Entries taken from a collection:
START
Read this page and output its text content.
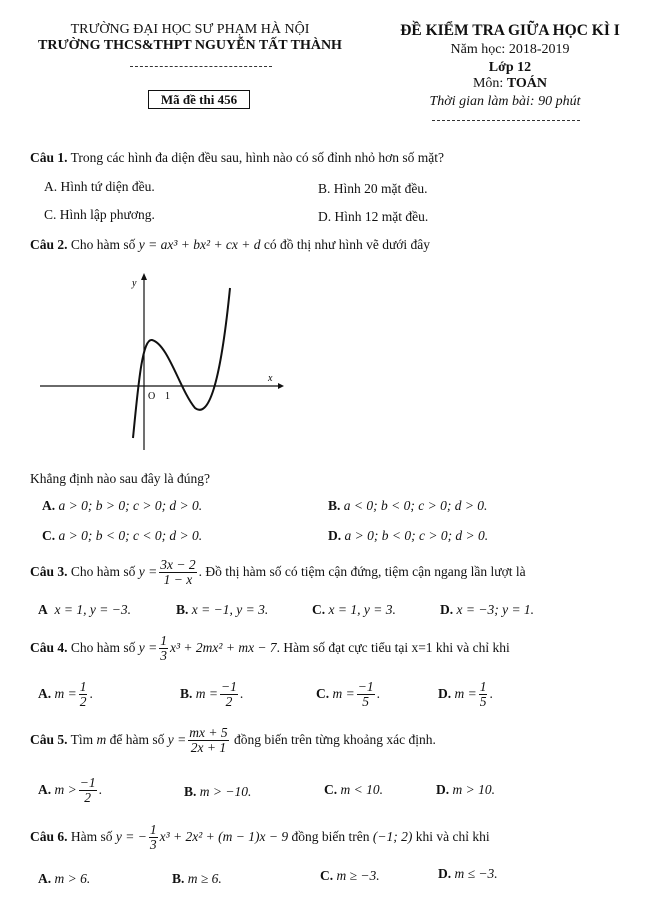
TRƯỜNG ĐẠI HỌC SƯ PHẠM HÀ NỘI
TRƯỜNG THCS&THPT NGUYỄN TẤT THÀNH
Mã đề thi 456
ĐỀ KIỂM TRA GIỮA HỌC KÌ I
Năm học: 2018-2019
Lớp 12
Môn: TOÁN
Thời gian làm bài: 90 phút
Câu 1. Trong các hình đa diện đều sau, hình nào có số đỉnh nhỏ hơn số mặt?
A. Hình tứ diện đều.	B. Hình 20 mặt đều.
C. Hình lập phương.	D. Hình 12 mặt đều.
Câu 2. Cho hàm số y = ax³ + bx² + cx + d có đồ thị như hình vẽ dưới đây
y
x
O 1
Khẳng định nào sau đây là đúng?
A. a > 0; b > 0; c > 0; d > 0.	B. a < 0; b < 0; c > 0; d > 0.
C. a > 0; b < 0; c < 0; d > 0.	D. a > 0; b < 0; c > 0; d > 0.
Câu 3. Cho hàm số $y = \frac{3x - 2}{1 - x}$ . Đồ thị hàm số có tiệm cận đứng, tiệm cận ngang lần lượt là
A x = 1, y = −3.	B. x = −1, y = 3.	C. x = 1, y = 3.	D. x = −3; y = 1.
Câu 4. Cho hàm số $y = \frac{1}{3} x^3 + 2mx^2$ + mx − 7. Hàm số đạt cực tiểu tại x=1 khi và chỉ khi
A. $m = \frac{1}{2}$ .	B. $m = \frac{-1}{2}$ .	C. $m = \frac{-1}{5}$ .	D. $m = \frac{1}{5}$ .
Câu 5. Tìm m để hàm số $y = \frac{mx + 5}{2x + 1}$ đồng biến trên từng khoảng xác định.
A. $m > \frac{-1}{2}$ .	B. m > −10.	C. m < 10.	D. m > 10.
Câu 6. Hàm số y = − $\frac{1}{3} x^3 + 2x^2 + (m - 1)x - 9$ đồng biến trên (−1; 2) khi và chỉ khi
A. m > 6.	B. m ≥ 6.	C. m ≥ −3.	D. m ≤ −3.
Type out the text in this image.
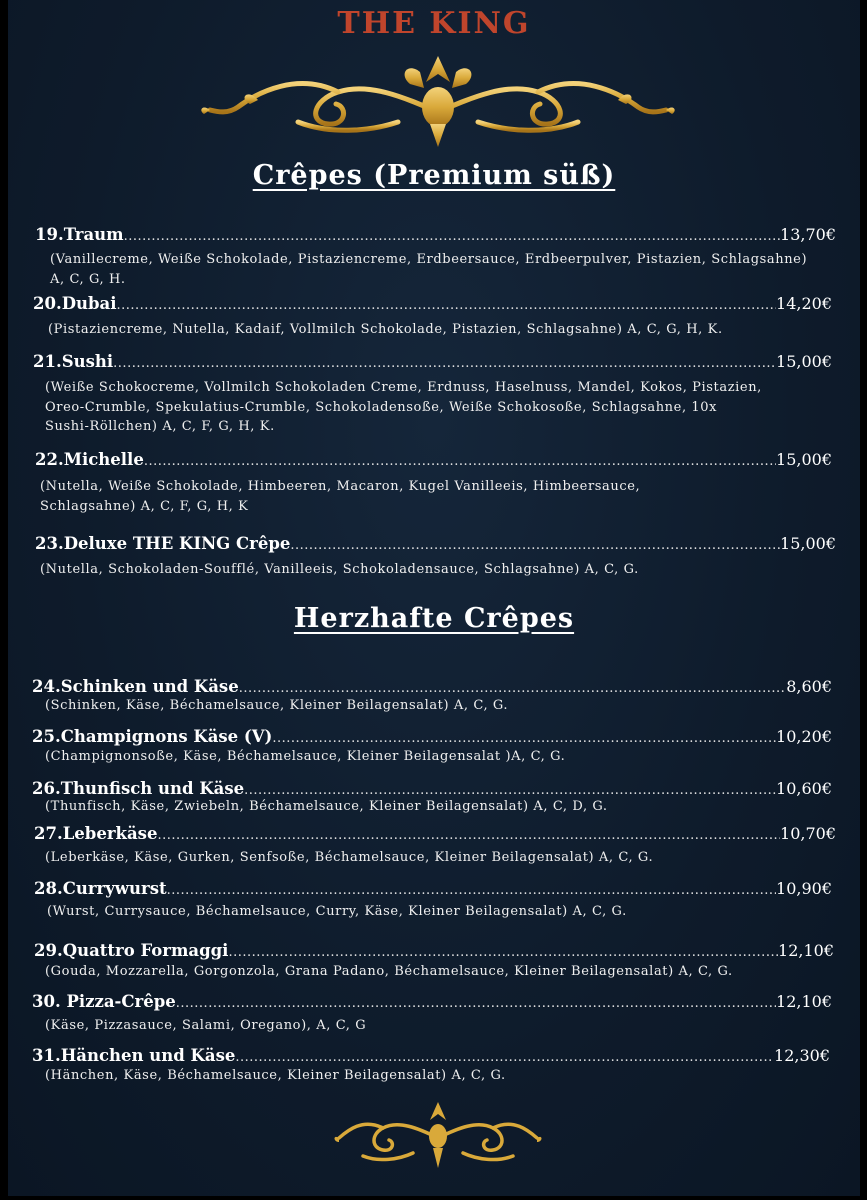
THE KING
Crêpes (Premium süß)
19.Traum .....	13,70€
(Vanillecreme, Weiße Schokolade, Pistaziencreme, Erdbeersauce, Erdbeerpulver, Pistazien, Schlagsahne)
A, C, G, H.
20.Dubai .....	14,20€
(Pistaziencreme, Nutella, Kadaif, Vollmilch Schokolade, Pistazien, Schlagsahne) A, C, G, H, K.
21.Sushi .....	15,00€
(Weiße Schokocreme, Vollmilch Schokoladen Creme, Erdnuss, Haselnuss, Mandel, Kokos, Pistazien,
Oreo-Crumble, Spekulatius-Crumble, Schokoladensoße, Weiße Schokosoße, Schlagsahne, 10x
Sushi-Röllchen) A, C, F, G, H, K.
22.Michelle .....	15,00€
(Nutella, Weiße Schokolade, Himbeeren, Macaron, Kugel Vanilleeis, Himbeersauce,
Schlagsahne) A, C, F, G, H, K
23.Deluxe THE KING Crêpe .....	15,00€
(Nutella, Schokoladen-Soufflé, Vanilleeis, Schokoladensauce, Schlagsahne) A, C, G.
Herzhafte Crêpes
24.Schinken und Käse .....	8,60€
(Schinken, Käse, Béchamelsauce, Kleiner Beilagensalat) A, C, G.
25.Champignons Käse (V) .....	10,20€
(Champignonsoße, Käse, Béchamelsauce, Kleiner Beilagensalat )A, C, G.
26.Thunfisch und Käse .....	10,60€
(Thunfisch, Käse, Zwiebeln, Béchamelsauce, Kleiner Beilagensalat) A, C, D, G.
27.Leberkäse .....	10,70€
(Leberkäse, Käse, Gurken, Senfsoße, Béchamelsauce, Kleiner Beilagensalat) A, C, G.
28.Currywurst .....	10,90€
(Wurst, Currysauce, Béchamelsauce, Curry, Käse, Kleiner Beilagensalat) A, C, G.
29.Quattro Formaggi .....	12,10€
(Gouda, Mozzarella, Gorgonzola, Grana Padano, Béchamelsauce, Kleiner Beilagensalat) A, C, G.
30. Pizza-Crêpe .....	12,10€
(Käse, Pizzasauce, Salami, Oregano), A, C, G
31.Hänchen und Käse .....	12,30€
(Hänchen, Käse, Béchamelsauce, Kleiner Beilagensalat) A, C, G.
END
- _Short exercise_
Check each line of the data above for the word "Hänchen" and say how many lines contain it, giving nothing besides the number.

- _Response_
2